_WHAT THE EXERCISE ASKS:_
Output each entry verbatim and exclude every picture from it.

_RECORD EXCERPTS:_
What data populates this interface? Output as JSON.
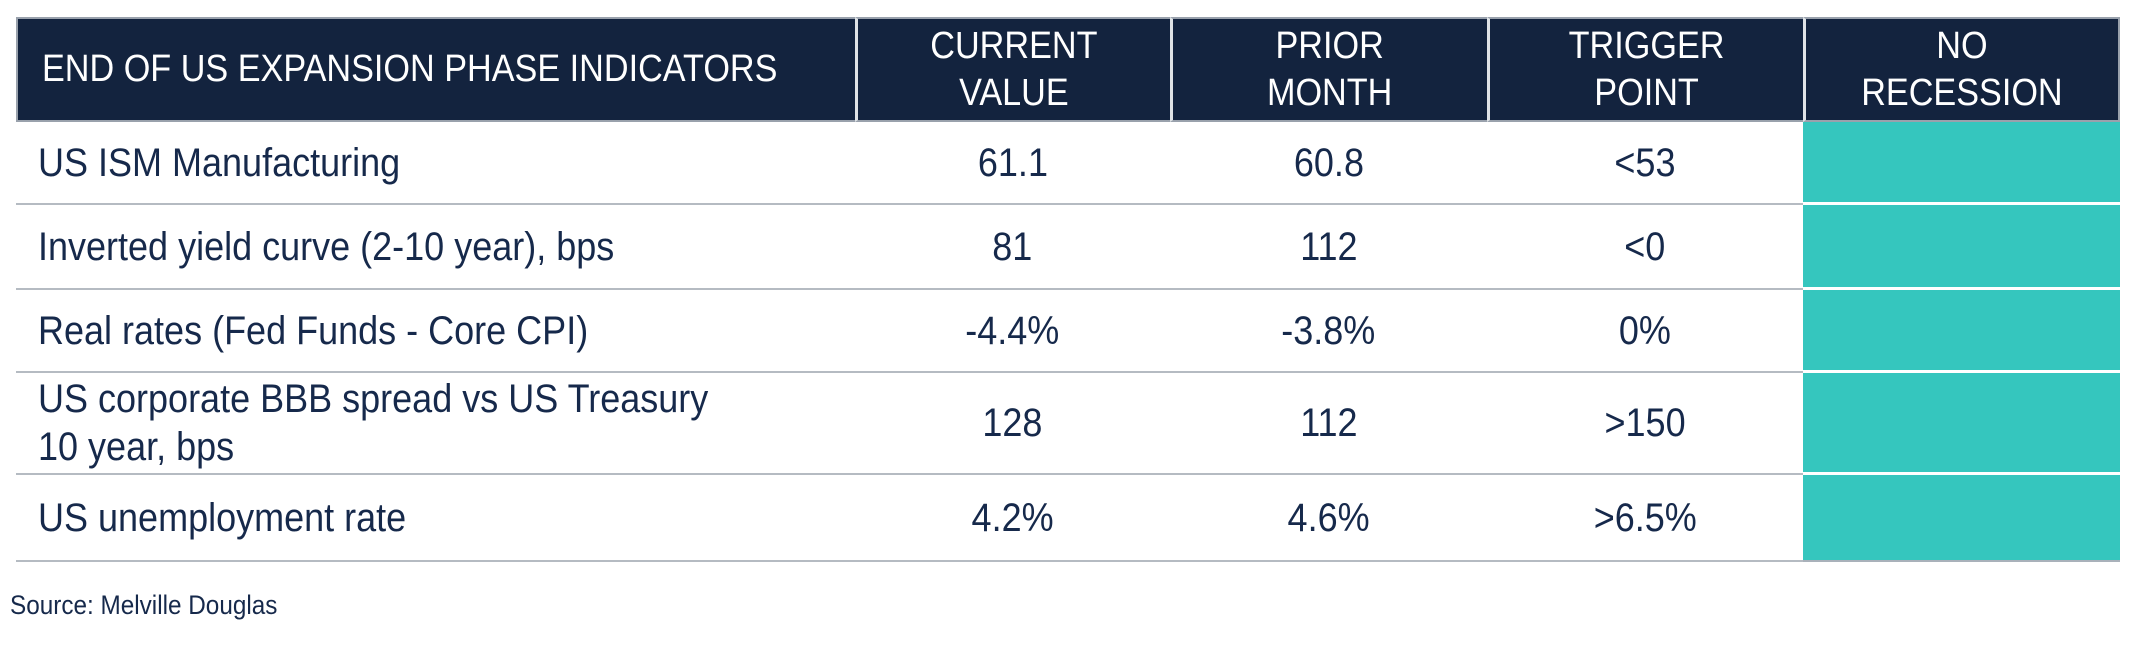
{
  "table": {
    "headers": {
      "indicators": "END OF US EXPANSION PHASE INDICATORS",
      "current_value": "CURRENT\nVALUE",
      "prior_month": "PRIOR\nMONTH",
      "trigger_point": "TRIGGER\nPOINT",
      "no_recession": "NO\nRECESSION"
    },
    "rows": [
      {
        "indicator": "US ISM Manufacturing",
        "current_value": "61.1",
        "prior_month": "60.8",
        "trigger_point": "<53",
        "status": "no-recession"
      },
      {
        "indicator": "Inverted yield curve (2-10 year), bps",
        "current_value": "81",
        "prior_month": "112",
        "trigger_point": "<0",
        "status": "no-recession"
      },
      {
        "indicator": "Real rates (Fed Funds - Core CPI)",
        "current_value": "-4.4%",
        "prior_month": "-3.8%",
        "trigger_point": "0%",
        "status": "no-recession"
      },
      {
        "indicator": "US corporate BBB spread vs US Treasury\n10 year, bps",
        "current_value": "128",
        "prior_month": "112",
        "trigger_point": ">150",
        "status": "no-recession"
      },
      {
        "indicator": "US unemployment rate",
        "current_value": "4.2%",
        "prior_month": "4.6%",
        "trigger_point": ">6.5%",
        "status": "no-recession"
      }
    ]
  },
  "source": "Source: Melville Douglas",
  "colors": {
    "header_navy": "#13233e",
    "body_text_navy": "#16294b",
    "no_recession_teal": "#35c6be",
    "row_divider_grey": "#b5bbc2"
  }
}
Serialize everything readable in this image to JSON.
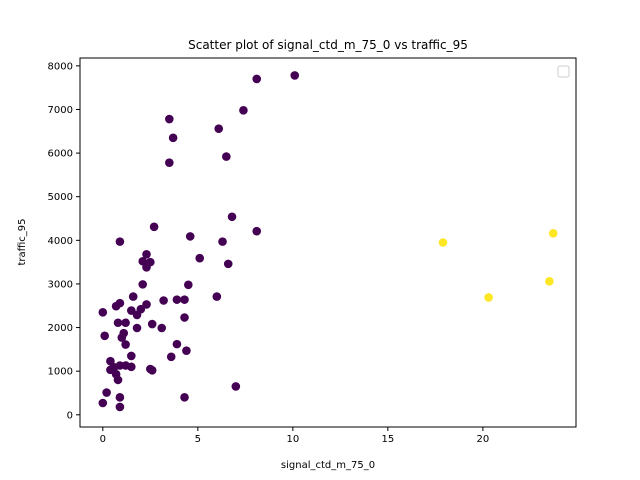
{
  "chart_data": {
    "type": "scatter",
    "title": "Scatter plot of signal_ctd_m_75_0 vs traffic_95",
    "xlabel": "signal_ctd_m_75_0",
    "ylabel": "traffic_95",
    "xlim": [
      -1.2,
      24.9
    ],
    "ylim": [
      -280,
      8180
    ],
    "xticks": [
      0,
      5,
      10,
      15,
      20
    ],
    "yticks": [
      0,
      1000,
      2000,
      3000,
      4000,
      5000,
      6000,
      7000,
      8000
    ],
    "legend": "top-right",
    "legend_entries": [],
    "grid": false,
    "colors": {
      "cluster_a": "#440154",
      "cluster_b": "#fde725"
    },
    "series": [
      {
        "color": "#440154",
        "points": [
          [
            8.1,
            7700
          ],
          [
            10.1,
            7780
          ],
          [
            7.4,
            6980
          ],
          [
            3.5,
            6780
          ],
          [
            3.7,
            6350
          ],
          [
            6.1,
            6560
          ],
          [
            3.5,
            5780
          ],
          [
            6.5,
            5920
          ],
          [
            6.8,
            4540
          ],
          [
            8.1,
            4210
          ],
          [
            2.7,
            4310
          ],
          [
            4.6,
            4090
          ],
          [
            6.3,
            3970
          ],
          [
            0.9,
            3970
          ],
          [
            2.3,
            3680
          ],
          [
            2.1,
            3520
          ],
          [
            2.5,
            3500
          ],
          [
            2.3,
            3380
          ],
          [
            5.1,
            3590
          ],
          [
            6.6,
            3460
          ],
          [
            2.1,
            2990
          ],
          [
            4.5,
            2980
          ],
          [
            1.6,
            2710
          ],
          [
            3.2,
            2620
          ],
          [
            3.9,
            2640
          ],
          [
            4.3,
            2640
          ],
          [
            6.0,
            2710
          ],
          [
            0.9,
            2560
          ],
          [
            0.7,
            2490
          ],
          [
            2.3,
            2530
          ],
          [
            1.5,
            2390
          ],
          [
            2.0,
            2420
          ],
          [
            1.8,
            2290
          ],
          [
            0.0,
            2350
          ],
          [
            4.3,
            2230
          ],
          [
            0.8,
            2110
          ],
          [
            1.2,
            2110
          ],
          [
            2.6,
            2080
          ],
          [
            3.1,
            1990
          ],
          [
            1.8,
            1990
          ],
          [
            1.1,
            1870
          ],
          [
            1.0,
            1770
          ],
          [
            0.1,
            1810
          ],
          [
            1.2,
            1610
          ],
          [
            3.9,
            1620
          ],
          [
            4.4,
            1470
          ],
          [
            1.5,
            1350
          ],
          [
            3.6,
            1330
          ],
          [
            0.4,
            1230
          ],
          [
            0.9,
            1130
          ],
          [
            1.2,
            1130
          ],
          [
            1.5,
            1100
          ],
          [
            0.6,
            1090
          ],
          [
            0.4,
            1030
          ],
          [
            2.5,
            1050
          ],
          [
            2.6,
            1020
          ],
          [
            0.7,
            930
          ],
          [
            0.8,
            800
          ],
          [
            7.0,
            650
          ],
          [
            0.2,
            510
          ],
          [
            0.9,
            400
          ],
          [
            4.3,
            400
          ],
          [
            0.0,
            270
          ],
          [
            0.9,
            180
          ]
        ]
      },
      {
        "color": "#fde725",
        "points": [
          [
            17.9,
            3950
          ],
          [
            23.7,
            4160
          ],
          [
            20.3,
            2690
          ],
          [
            23.5,
            3060
          ]
        ]
      }
    ]
  }
}
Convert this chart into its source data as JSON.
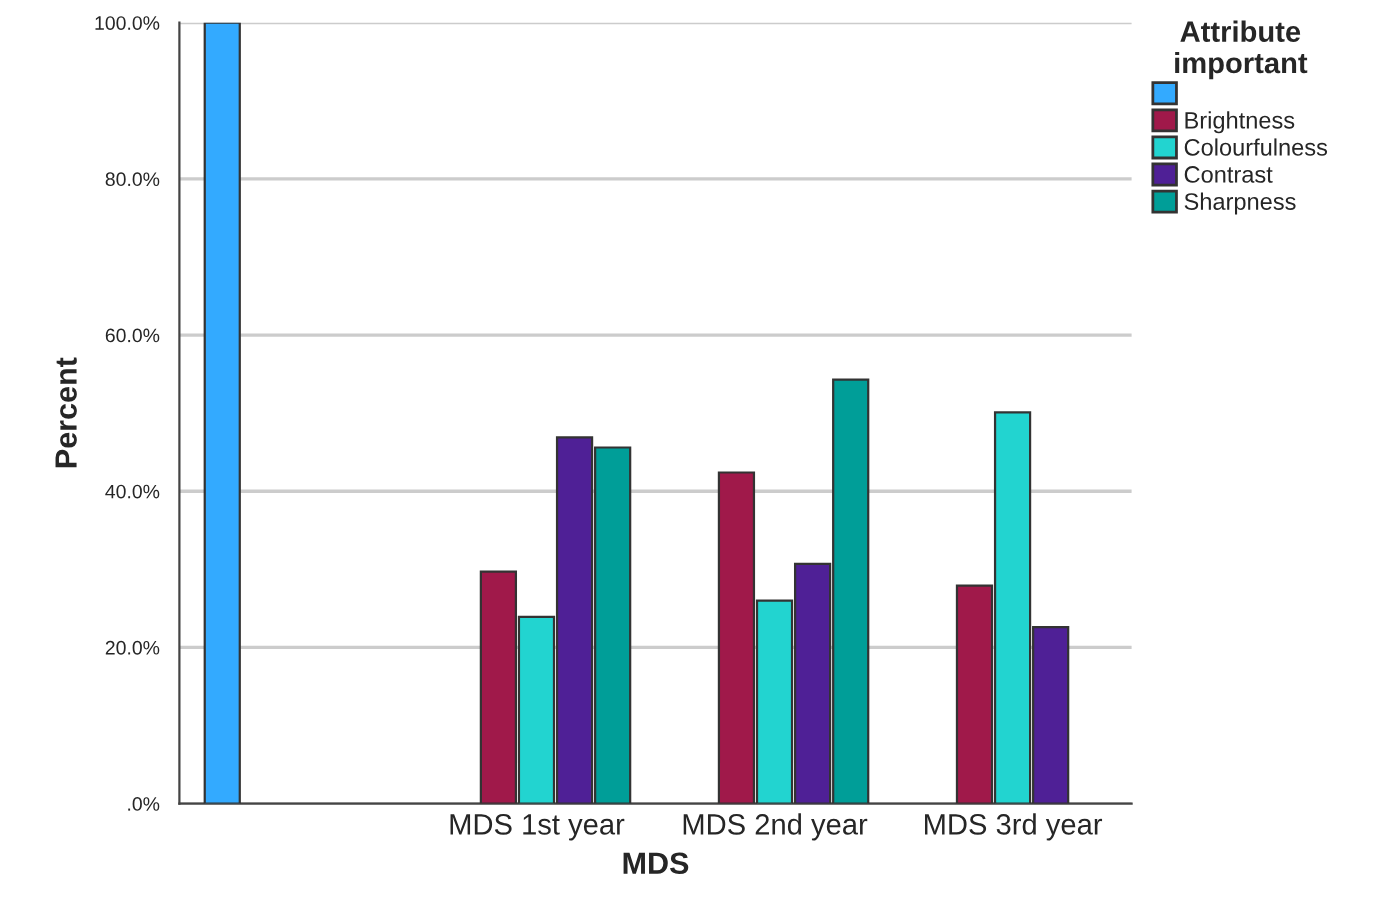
{
  "chart_data": {
    "type": "bar",
    "xlabel": "MDS",
    "ylabel": "Percent",
    "legend_title": "Attribute\nimportant",
    "categories": [
      null,
      "MDS 1st year",
      "MDS 2nd year",
      "MDS 3rd year"
    ],
    "series": [
      {
        "color": "#33aaff",
        "values": [
          100,
          null,
          null,
          null
        ]
      },
      {
        "name": "Brightness",
        "color": "#a0194a",
        "values": [
          null,
          29.7,
          42.4,
          27.9
        ]
      },
      {
        "name": "Colourfulness",
        "color": "#22d4d0",
        "values": [
          null,
          23.9,
          26.0,
          50.1
        ]
      },
      {
        "name": "Contrast",
        "color": "#4f2096",
        "values": [
          null,
          46.9,
          30.7,
          22.6
        ]
      },
      {
        "name": "Sharpness",
        "color": "#009e98",
        "values": [
          null,
          45.6,
          54.3,
          null
        ]
      }
    ],
    "ylim": [
      0,
      100
    ],
    "yticks": [
      {
        "value": 0,
        "label": ".0%"
      },
      {
        "value": 20,
        "label": "20.0%"
      },
      {
        "value": 40,
        "label": "40.0%"
      },
      {
        "value": 60,
        "label": "60.0%"
      },
      {
        "value": 80,
        "label": "80.0%"
      },
      {
        "value": 100,
        "label": "100.0%"
      }
    ],
    "grid": "y",
    "legend": "top right"
  }
}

_SOLUTION FOR THIS PROBLEM:_
What data populates this interface? Output as JSON.
{
  "table": {
    "headers": {
      "indicators": "END OF US EXPANSION PHASE INDICATORS",
      "current_value": "CURRENT\nVALUE",
      "prior_month": "PRIOR\nMONTH",
      "trigger_point": "TRIGGER\nPOINT",
      "no_recession": "NO\nRECESSION"
    },
    "rows": [
      {
        "indicator": "US ISM Manufacturing",
        "current_value": "61.1",
        "prior_month": "60.8",
        "trigger_point": "<53",
        "status": "no-recession"
      },
      {
        "indicator": "Inverted yield curve (2-10 year), bps",
        "current_value": "81",
        "prior_month": "112",
        "trigger_point": "<0",
        "status": "no-recession"
      },
      {
        "indicator": "Real rates (Fed Funds - Core CPI)",
        "current_value": "-4.4%",
        "prior_month": "-3.8%",
        "trigger_point": "0%",
        "status": "no-recession"
      },
      {
        "indicator": "US corporate BBB spread vs US Treasury\n10 year, bps",
        "current_value": "128",
        "prior_month": "112",
        "trigger_point": ">150",
        "status": "no-recession"
      },
      {
        "indicator": "US unemployment rate",
        "current_value": "4.2%",
        "prior_month": "4.6%",
        "trigger_point": ">6.5%",
        "status": "no-recession"
      }
    ]
  },
  "source": "Source: Melville Douglas",
  "colors": {
    "header_navy": "#13233e",
    "body_text_navy": "#16294b",
    "no_recession_teal": "#35c6be",
    "row_divider_grey": "#b5bbc2"
  }
}
Serialize everything readable in this image to JSON.
{
  "chart_data": {
    "type": "scatter",
    "title": "Scatter plot of signal_ctd_m_75_0 vs traffic_95",
    "xlabel": "signal_ctd_m_75_0",
    "ylabel": "traffic_95",
    "xlim": [
      -1.2,
      24.9
    ],
    "ylim": [
      -280,
      8180
    ],
    "xticks": [
      0,
      5,
      10,
      15,
      20
    ],
    "yticks": [
      0,
      1000,
      2000,
      3000,
      4000,
      5000,
      6000,
      7000,
      8000
    ],
    "legend": "top-right",
    "legend_entries": [],
    "grid": false,
    "colors": {
      "cluster_a": "#440154",
      "cluster_b": "#fde725"
    },
    "series": [
      {
        "color": "#440154",
        "points": [
          [
            8.1,
            7700
          ],
          [
            10.1,
            7780
          ],
          [
            7.4,
            6980
          ],
          [
            3.5,
            6780
          ],
          [
            3.7,
            6350
          ],
          [
            6.1,
            6560
          ],
          [
            3.5,
            5780
          ],
          [
            6.5,
            5920
          ],
          [
            6.8,
            4540
          ],
          [
            8.1,
            4210
          ],
          [
            2.7,
            4310
          ],
          [
            4.6,
            4090
          ],
          [
            6.3,
            3970
          ],
          [
            0.9,
            3970
          ],
          [
            2.3,
            3680
          ],
          [
            2.1,
            3520
          ],
          [
            2.5,
            3500
          ],
          [
            2.3,
            3380
          ],
          [
            5.1,
            3590
          ],
          [
            6.6,
            3460
          ],
          [
            2.1,
            2990
          ],
          [
            4.5,
            2980
          ],
          [
            1.6,
            2710
          ],
          [
            3.2,
            2620
          ],
          [
            3.9,
            2640
          ],
          [
            4.3,
            2640
          ],
          [
            6.0,
            2710
          ],
          [
            0.9,
            2560
          ],
          [
            0.7,
            2490
          ],
          [
            2.3,
            2530
          ],
          [
            1.5,
            2390
          ],
          [
            2.0,
            2420
          ],
          [
            1.8,
            2290
          ],
          [
            0.0,
            2350
          ],
          [
            4.3,
            2230
          ],
          [
            0.8,
            2110
          ],
          [
            1.2,
            2110
          ],
          [
            2.6,
            2080
          ],
          [
            3.1,
            1990
          ],
          [
            1.8,
            1990
          ],
          [
            1.1,
            1870
          ],
          [
            1.0,
            1770
          ],
          [
            0.1,
            1810
          ],
          [
            1.2,
            1610
          ],
          [
            3.9,
            1620
          ],
          [
            4.4,
            1470
          ],
          [
            1.5,
            1350
          ],
          [
            3.6,
            1330
          ],
          [
            0.4,
            1230
          ],
          [
            0.9,
            1130
          ],
          [
            1.2,
            1130
          ],
          [
            1.5,
            1100
          ],
          [
            0.6,
            1090
          ],
          [
            0.4,
            1030
          ],
          [
            2.5,
            1050
          ],
          [
            2.6,
            1020
          ],
          [
            0.7,
            930
          ],
          [
            0.8,
            800
          ],
          [
            7.0,
            650
          ],
          [
            0.2,
            510
          ],
          [
            0.9,
            400
          ],
          [
            4.3,
            400
          ],
          [
            0.0,
            270
          ],
          [
            0.9,
            180
          ]
        ]
      },
      {
        "color": "#fde725",
        "points": [
          [
            17.9,
            3950
          ],
          [
            23.7,
            4160
          ],
          [
            20.3,
            2690
          ],
          [
            23.5,
            3060
          ]
        ]
      }
    ]
  }
}
Convert this chart into its source data as JSON.
{
  "chart_data": {
    "type": "bar",
    "xlabel": "MDS",
    "ylabel": "Percent",
    "legend_title": "Attribute\nimportant",
    "categories": [
      null,
      "MDS 1st year",
      "MDS 2nd year",
      "MDS 3rd year"
    ],
    "series": [
      {
        "color": "#33aaff",
        "values": [
          100,
          null,
          null,
          null
        ]
      },
      {
        "name": "Brightness",
        "color": "#a0194a",
        "values": [
          null,
          29.7,
          42.4,
          27.9
        ]
      },
      {
        "name": "Colourfulness",
        "color": "#22d4d0",
        "values": [
          null,
          23.9,
          26.0,
          50.1
        ]
      },
      {
        "name": "Contrast",
        "color": "#4f2096",
        "values": [
          null,
          46.9,
          30.7,
          22.6
        ]
      },
      {
        "name": "Sharpness",
        "color": "#009e98",
        "values": [
          null,
          45.6,
          54.3,
          null
        ]
      }
    ],
    "ylim": [
      0,
      100
    ],
    "yticks": [
      {
        "value": 0,
        "label": ".0%"
      },
      {
        "value": 20,
        "label": "20.0%"
      },
      {
        "value": 40,
        "label": "40.0%"
      },
      {
        "value": 60,
        "label": "60.0%"
      },
      {
        "value": 80,
        "label": "80.0%"
      },
      {
        "value": 100,
        "label": "100.0%"
      }
    ],
    "grid": "y",
    "legend": "top right"
  }
}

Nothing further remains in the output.